→ **Material shown**:
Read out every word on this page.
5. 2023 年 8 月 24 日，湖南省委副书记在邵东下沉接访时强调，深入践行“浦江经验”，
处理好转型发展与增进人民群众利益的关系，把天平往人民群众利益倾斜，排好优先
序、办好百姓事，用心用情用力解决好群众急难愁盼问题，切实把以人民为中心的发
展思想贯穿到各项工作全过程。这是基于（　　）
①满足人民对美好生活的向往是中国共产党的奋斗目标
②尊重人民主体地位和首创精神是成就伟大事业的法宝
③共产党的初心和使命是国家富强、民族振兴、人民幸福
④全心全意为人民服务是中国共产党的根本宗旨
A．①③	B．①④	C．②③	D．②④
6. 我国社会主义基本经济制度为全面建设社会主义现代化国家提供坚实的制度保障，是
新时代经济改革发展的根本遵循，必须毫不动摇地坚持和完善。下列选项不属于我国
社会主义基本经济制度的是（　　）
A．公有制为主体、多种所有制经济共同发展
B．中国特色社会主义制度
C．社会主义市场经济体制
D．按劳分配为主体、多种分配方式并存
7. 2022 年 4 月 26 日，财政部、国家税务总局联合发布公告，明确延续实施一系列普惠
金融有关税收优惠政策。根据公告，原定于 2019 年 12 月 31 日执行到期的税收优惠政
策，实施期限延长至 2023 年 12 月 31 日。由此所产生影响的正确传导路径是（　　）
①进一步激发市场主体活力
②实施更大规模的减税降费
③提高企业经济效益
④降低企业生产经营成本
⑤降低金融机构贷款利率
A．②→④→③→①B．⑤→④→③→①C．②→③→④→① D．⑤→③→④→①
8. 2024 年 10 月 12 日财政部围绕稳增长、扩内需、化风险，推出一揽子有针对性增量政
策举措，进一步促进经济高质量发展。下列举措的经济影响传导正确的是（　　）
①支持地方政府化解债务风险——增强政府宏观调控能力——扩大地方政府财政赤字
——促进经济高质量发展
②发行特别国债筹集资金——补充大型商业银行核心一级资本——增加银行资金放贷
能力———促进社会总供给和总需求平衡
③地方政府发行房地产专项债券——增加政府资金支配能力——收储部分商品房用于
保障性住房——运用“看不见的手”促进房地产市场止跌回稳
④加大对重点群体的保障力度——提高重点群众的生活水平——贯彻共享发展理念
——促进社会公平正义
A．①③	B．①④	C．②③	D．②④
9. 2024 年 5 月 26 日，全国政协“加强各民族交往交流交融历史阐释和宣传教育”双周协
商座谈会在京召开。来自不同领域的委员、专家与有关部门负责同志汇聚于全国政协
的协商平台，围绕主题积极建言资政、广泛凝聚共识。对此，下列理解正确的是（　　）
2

→ **To do**: From the listing above, extract all records word for word.

→ **Complete answer**:
Read out every word on this page.
5. 2023 年 8 月 24 日，湖南省委副书记在邵东下沉接访时强调，深入践行“浦江经验”，
处理好转型发展与增进人民群众利益的关系，把天平往人民群众利益倾斜，排好优先
序、办好百姓事，用心用情用力解决好群众急难愁盼问题，切实把以人民为中心的发
展思想贯穿到各项工作全过程。这是基于（　　）
①满足人民对美好生活的向往是中国共产党的奋斗目标
②尊重人民主体地位和首创精神是成就伟大事业的法宝
③共产党的初心和使命是国家富强、民族振兴、人民幸福
④全心全意为人民服务是中国共产党的根本宗旨
A．①③	B．①④	C．②③	D．②④
6. 我国社会主义基本经济制度为全面建设社会主义现代化国家提供坚实的制度保障，是
新时代经济改革发展的根本遵循，必须毫不动摇地坚持和完善。下列选项不属于我国
社会主义基本经济制度的是（　　）
A．公有制为主体、多种所有制经济共同发展
B．中国特色社会主义制度
C．社会主义市场经济体制
D．按劳分配为主体、多种分配方式并存
7. 2022 年 4 月 26 日，财政部、国家税务总局联合发布公告，明确延续实施一系列普惠
金融有关税收优惠政策。根据公告，原定于 2019 年 12 月 31 日执行到期的税收优惠政
策，实施期限延长至 2023 年 12 月 31 日。由此所产生影响的正确传导路径是（　　）
①进一步激发市场主体活力
②实施更大规模的减税降费
③提高企业经济效益
④降低企业生产经营成本
⑤降低金融机构贷款利率
A．②→④→③→①B．⑤→④→③→①C．②→③→④→① D．⑤→③→④→①
8. 2024 年 10 月 12 日财政部围绕稳增长、扩内需、化风险，推出一揽子有针对性增量政
策举措，进一步促进经济高质量发展。下列举措的经济影响传导正确的是（　　）
①支持地方政府化解债务风险——增强政府宏观调控能力——扩大地方政府财政赤字
——促进经济高质量发展
②发行特别国债筹集资金——补充大型商业银行核心一级资本——增加银行资金放贷
能力———促进社会总供给和总需求平衡
③地方政府发行房地产专项债券——增加政府资金支配能力——收储部分商品房用于
保障性住房——运用“看不见的手”促进房地产市场止跌回稳
④加大对重点群体的保障力度——提高重点群众的生活水平——贯彻共享发展理念
——促进社会公平正义
A．①③	B．①④	C．②③	D．②④
9. 2024 年 5 月 26 日，全国政协“加强各民族交往交流交融历史阐释和宣传教育”双周协
商座谈会在京召开。来自不同领域的委员、专家与有关部门负责同志汇聚于全国政协
的协商平台，围绕主题积极建言资政、广泛凝聚共识。对此，下列理解正确的是（　　）
2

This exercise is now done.